BRIEF: Transcribe all the records with complete accuracy.

GIVEN RECORDS:
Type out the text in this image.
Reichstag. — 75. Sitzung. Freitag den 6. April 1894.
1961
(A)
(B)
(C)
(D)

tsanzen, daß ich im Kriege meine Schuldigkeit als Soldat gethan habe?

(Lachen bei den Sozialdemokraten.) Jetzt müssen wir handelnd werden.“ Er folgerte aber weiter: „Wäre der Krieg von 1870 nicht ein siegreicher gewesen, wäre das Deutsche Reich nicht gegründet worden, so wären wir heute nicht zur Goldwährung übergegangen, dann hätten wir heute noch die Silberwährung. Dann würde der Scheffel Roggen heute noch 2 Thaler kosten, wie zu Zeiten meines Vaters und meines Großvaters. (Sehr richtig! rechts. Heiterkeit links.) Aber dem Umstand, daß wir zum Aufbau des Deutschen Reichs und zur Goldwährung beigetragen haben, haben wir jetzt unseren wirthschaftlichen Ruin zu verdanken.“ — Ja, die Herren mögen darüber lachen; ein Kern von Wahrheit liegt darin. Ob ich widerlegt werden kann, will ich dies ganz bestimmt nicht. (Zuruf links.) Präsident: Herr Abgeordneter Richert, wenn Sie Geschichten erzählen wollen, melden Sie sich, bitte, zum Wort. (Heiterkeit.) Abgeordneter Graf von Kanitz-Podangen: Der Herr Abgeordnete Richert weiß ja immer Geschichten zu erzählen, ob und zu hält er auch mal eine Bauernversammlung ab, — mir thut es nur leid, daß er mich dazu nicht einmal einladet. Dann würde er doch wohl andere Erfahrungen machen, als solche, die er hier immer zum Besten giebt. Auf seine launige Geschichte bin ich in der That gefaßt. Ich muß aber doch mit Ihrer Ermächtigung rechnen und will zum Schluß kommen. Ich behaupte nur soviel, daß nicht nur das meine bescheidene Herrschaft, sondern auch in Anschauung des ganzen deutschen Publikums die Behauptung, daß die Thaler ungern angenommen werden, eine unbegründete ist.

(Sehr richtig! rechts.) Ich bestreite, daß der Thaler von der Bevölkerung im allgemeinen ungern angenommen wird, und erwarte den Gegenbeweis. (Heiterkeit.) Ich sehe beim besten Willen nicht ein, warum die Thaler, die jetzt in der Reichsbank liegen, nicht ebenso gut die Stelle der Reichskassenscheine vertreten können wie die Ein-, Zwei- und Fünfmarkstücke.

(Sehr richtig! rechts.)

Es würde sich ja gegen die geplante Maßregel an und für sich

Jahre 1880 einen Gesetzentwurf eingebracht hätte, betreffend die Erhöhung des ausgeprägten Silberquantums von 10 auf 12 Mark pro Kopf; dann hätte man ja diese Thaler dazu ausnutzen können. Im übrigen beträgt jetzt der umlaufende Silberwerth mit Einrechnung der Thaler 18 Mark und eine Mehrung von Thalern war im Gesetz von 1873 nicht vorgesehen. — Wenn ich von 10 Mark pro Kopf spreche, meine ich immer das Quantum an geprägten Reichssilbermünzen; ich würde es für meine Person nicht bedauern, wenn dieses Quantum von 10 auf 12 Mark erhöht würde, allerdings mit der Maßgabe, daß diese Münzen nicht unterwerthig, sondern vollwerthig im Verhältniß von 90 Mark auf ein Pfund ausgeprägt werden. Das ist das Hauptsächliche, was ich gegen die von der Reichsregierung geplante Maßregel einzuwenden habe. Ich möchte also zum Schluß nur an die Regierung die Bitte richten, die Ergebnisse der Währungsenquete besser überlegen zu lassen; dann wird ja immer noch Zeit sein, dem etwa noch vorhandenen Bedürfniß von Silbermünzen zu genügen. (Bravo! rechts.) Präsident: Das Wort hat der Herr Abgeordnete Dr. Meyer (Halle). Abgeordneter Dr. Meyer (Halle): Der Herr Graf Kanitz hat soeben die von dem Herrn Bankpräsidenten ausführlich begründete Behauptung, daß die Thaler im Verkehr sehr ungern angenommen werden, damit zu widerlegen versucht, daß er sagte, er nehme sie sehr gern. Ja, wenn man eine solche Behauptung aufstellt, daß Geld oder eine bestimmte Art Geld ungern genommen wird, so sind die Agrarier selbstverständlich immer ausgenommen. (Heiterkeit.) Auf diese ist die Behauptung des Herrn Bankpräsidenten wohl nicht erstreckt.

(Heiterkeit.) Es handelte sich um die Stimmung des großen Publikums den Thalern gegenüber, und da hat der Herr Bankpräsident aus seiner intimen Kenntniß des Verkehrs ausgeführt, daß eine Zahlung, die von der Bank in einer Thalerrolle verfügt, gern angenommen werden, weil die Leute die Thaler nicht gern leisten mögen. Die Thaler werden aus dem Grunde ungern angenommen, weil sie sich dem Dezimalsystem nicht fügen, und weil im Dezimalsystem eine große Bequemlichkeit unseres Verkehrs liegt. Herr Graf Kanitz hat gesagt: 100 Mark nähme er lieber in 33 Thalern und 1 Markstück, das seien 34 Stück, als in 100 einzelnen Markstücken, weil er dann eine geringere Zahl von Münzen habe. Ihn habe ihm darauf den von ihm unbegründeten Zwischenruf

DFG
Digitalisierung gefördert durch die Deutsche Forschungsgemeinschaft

RESULT BELOW:
Type out the text in this image.
Reichstag. — 75. Sitzung. Freitag den 6. April 1894.
1961
(A)
(B)
(C)
(D)

tsanzen, daß ich im Kriege meine Schuldigkeit als Soldat gethan habe?

(Lachen bei den Sozialdemokraten.) Jetzt müssen wir handelnd werden.“ Er folgerte aber weiter: „Wäre der Krieg von 1870 nicht ein siegreicher gewesen, wäre das Deutsche Reich nicht gegründet worden, so wären wir heute nicht zur Goldwährung übergegangen, dann hätten wir heute noch die Silberwährung. Dann würde der Scheffel Roggen heute noch 2 Thaler kosten, wie zu Zeiten meines Vaters und meines Großvaters. (Sehr richtig! rechts. Heiterkeit links.) Aber dem Umstand, daß wir zum Aufbau des Deutschen Reichs und zur Goldwährung beigetragen haben, haben wir jetzt unseren wirthschaftlichen Ruin zu verdanken.“ — Ja, die Herren mögen darüber lachen; ein Kern von Wahrheit liegt darin. Ob ich widerlegt werden kann, will ich dies ganz bestimmt nicht. (Zuruf links.) Präsident: Herr Abgeordneter Richert, wenn Sie Geschichten erzählen wollen, melden Sie sich, bitte, zum Wort. (Heiterkeit.) Abgeordneter Graf von Kanitz-Podangen: Der Herr Abgeordnete Richert weiß ja immer Geschichten zu erzählen, ob und zu hält er auch mal eine Bauernversammlung ab, — mir thut es nur leid, daß er mich dazu nicht einmal einladet. Dann würde er doch wohl andere Erfahrungen machen, als solche, die er hier immer zum Besten giebt. Auf seine launige Geschichte bin ich in der That gefaßt. Ich muß aber doch mit Ihrer Ermächtigung rechnen und will zum Schluß kommen. Ich behaupte nur soviel, daß nicht nur das meine bescheidene Herrschaft, sondern auch in Anschauung des ganzen deutschen Publikums die Behauptung, daß die Thaler ungern angenommen werden, eine unbegründete ist.

(Sehr richtig! rechts.) Ich bestreite, daß der Thaler von der Bevölkerung im allgemeinen ungern angenommen wird, und erwarte den Gegenbeweis. (Heiterkeit.) Ich sehe beim besten Willen nicht ein, warum die Thaler, die jetzt in der Reichsbank liegen, nicht ebenso gut die Stelle der Reichskassenscheine vertreten können wie die Ein-, Zwei- und Fünfmarkstücke.

(Sehr richtig! rechts.)

Es würde sich ja gegen die geplante Maßregel an und für sich

Jahre 1880 einen Gesetzentwurf eingebracht hätte, betreffend die Erhöhung des ausgeprägten Silberquantums von 10 auf 12 Mark pro Kopf; dann hätte man ja diese Thaler dazu ausnutzen können. Im übrigen beträgt jetzt der umlaufende Silberwerth mit Einrechnung der Thaler 18 Mark und eine Mehrung von Thalern war im Gesetz von 1873 nicht vorgesehen. — Wenn ich von 10 Mark pro Kopf spreche, meine ich immer das Quantum an geprägten Reichssilbermünzen; ich würde es für meine Person nicht bedauern, wenn dieses Quantum von 10 auf 12 Mark erhöht würde, allerdings mit der Maßgabe, daß diese Münzen nicht unterwerthig, sondern vollwerthig im Verhältniß von 90 Mark auf ein Pfund ausgeprägt werden. Das ist das Hauptsächliche, was ich gegen die von der Reichsregierung geplante Maßregel einzuwenden habe. Ich möchte also zum Schluß nur an die Regierung die Bitte richten, die Ergebnisse der Währungsenquete besser überlegen zu lassen; dann wird ja immer noch Zeit sein, dem etwa noch vorhandenen Bedürfniß von Silbermünzen zu genügen. (Bravo! rechts.) Präsident: Das Wort hat der Herr Abgeordnete Dr. Meyer (Halle). Abgeordneter Dr. Meyer (Halle): Der Herr Graf Kanitz hat soeben die von dem Herrn Bankpräsidenten ausführlich begründete Behauptung, daß die Thaler im Verkehr sehr ungern angenommen werden, damit zu widerlegen versucht, daß er sagte, er nehme sie sehr gern. Ja, wenn man eine solche Behauptung aufstellt, daß Geld oder eine bestimmte Art Geld ungern genommen wird, so sind die Agrarier selbstverständlich immer ausgenommen. (Heiterkeit.) Auf diese ist die Behauptung des Herrn Bankpräsidenten wohl nicht erstreckt.

(Heiterkeit.) Es handelte sich um die Stimmung des großen Publikums den Thalern gegenüber, und da hat der Herr Bankpräsident aus seiner intimen Kenntniß des Verkehrs ausgeführt, daß eine Zahlung, die von der Bank in einer Thalerrolle verfügt, gern angenommen werden, weil die Leute die Thaler nicht gern leisten mögen. Die Thaler werden aus dem Grunde ungern angenommen, weil sie sich dem Dezimalsystem nicht fügen, und weil im Dezimalsystem eine große Bequemlichkeit unseres Verkehrs liegt. Herr Graf Kanitz hat gesagt: 100 Mark nähme er lieber in 33 Thalern und 1 Markstück, das seien 34 Stück, als in 100 einzelnen Markstücken, weil er dann eine geringere Zahl von Münzen habe. Ihn habe ihm darauf den von ihm unbegründeten Zwischenruf

DFG
Digitalisierung gefördert durch die Deutsche Forschungsgemeinschaft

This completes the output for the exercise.